■ **TASK DESCRIPTION**
In your copy, reproduce the entries exactly as they are, minus the images.

■ **ENTRIES**
## START
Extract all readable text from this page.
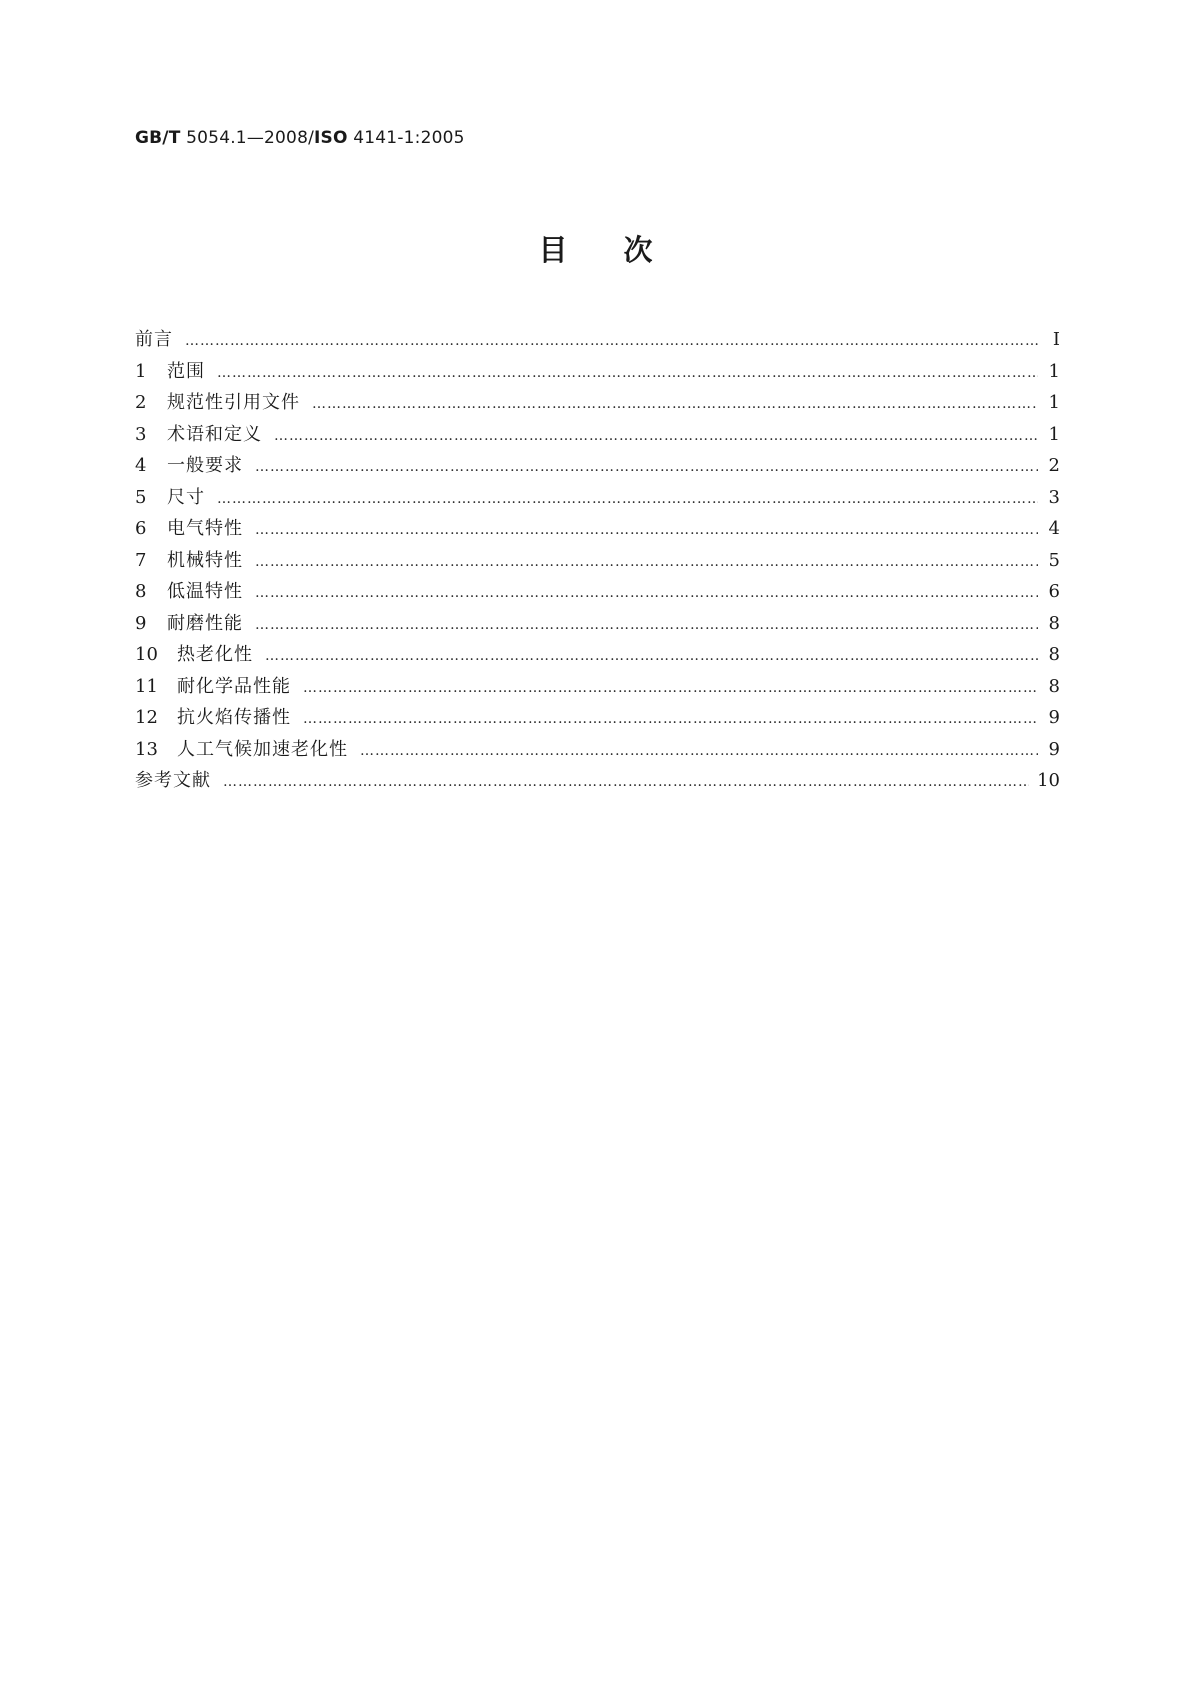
GB/T 5054.1—2008/ISO 4141-1:2005
目次
前言 ………………………………………………………………………………………………………………………………………………………………………………………………………………………………………………	Ⅰ
1	范围 ………………………………………………………………………………………………………………………………………………………………………………………………………………………………………………	1
2	规范性引用文件 ………………………………………………………………………………………………………………………………………………………………………………………………………………………………………………	1
3	术语和定义 ………………………………………………………………………………………………………………………………………………………………………………………………………………………………………………	1
4	一般要求 ………………………………………………………………………………………………………………………………………………………………………………………………………………………………………………	2
5	尺寸 ………………………………………………………………………………………………………………………………………………………………………………………………………………………………………………	3
6	电气特性 ………………………………………………………………………………………………………………………………………………………………………………………………………………………………………………	4
7	机械特性 ………………………………………………………………………………………………………………………………………………………………………………………………………………………………………………	5
8	低温特性 ………………………………………………………………………………………………………………………………………………………………………………………………………………………………………………	6
9	耐磨性能 ………………………………………………………………………………………………………………………………………………………………………………………………………………………………………………	8
10	热老化性 ………………………………………………………………………………………………………………………………………………………………………………………………………………………………………………	8
11	耐化学品性能 ………………………………………………………………………………………………………………………………………………………………………………………………………………………………………………	8
12	抗火焰传播性 ………………………………………………………………………………………………………………………………………………………………………………………………………………………………………………	9
13	人工气候加速老化性 ………………………………………………………………………………………………………………………………………………………………………………………………………………………………………………	9
参考文献 ………………………………………………………………………………………………………………………………………………………………………………………………………………………………………………	10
## END
■ **TASK OUTPUT**
Extract all readable text from this page.
GB/T 5054.1—2008/ISO 4141-1:2005
目次
前言 ………………………………………………………………………………………………………………………………………………………………………………………………………………………………………………	Ⅰ
1	范围 ………………………………………………………………………………………………………………………………………………………………………………………………………………………………………………	1
2	规范性引用文件 ………………………………………………………………………………………………………………………………………………………………………………………………………………………………………………	1
3	术语和定义 ………………………………………………………………………………………………………………………………………………………………………………………………………………………………………………	1
4	一般要求 ………………………………………………………………………………………………………………………………………………………………………………………………………………………………………………	2
5	尺寸 ………………………………………………………………………………………………………………………………………………………………………………………………………………………………………………	3
6	电气特性 ………………………………………………………………………………………………………………………………………………………………………………………………………………………………………………	4
7	机械特性 ………………………………………………………………………………………………………………………………………………………………………………………………………………………………………………	5
8	低温特性 ………………………………………………………………………………………………………………………………………………………………………………………………………………………………………………	6
9	耐磨性能 ………………………………………………………………………………………………………………………………………………………………………………………………………………………………………………	8
10	热老化性 ………………………………………………………………………………………………………………………………………………………………………………………………………………………………………………	8
11	耐化学品性能 ………………………………………………………………………………………………………………………………………………………………………………………………………………………………………………	8
12	抗火焰传播性 ………………………………………………………………………………………………………………………………………………………………………………………………………………………………………………	9
13	人工气候加速老化性 ………………………………………………………………………………………………………………………………………………………………………………………………………………………………………………	9
参考文献 ………………………………………………………………………………………………………………………………………………………………………………………………………………………………………………	10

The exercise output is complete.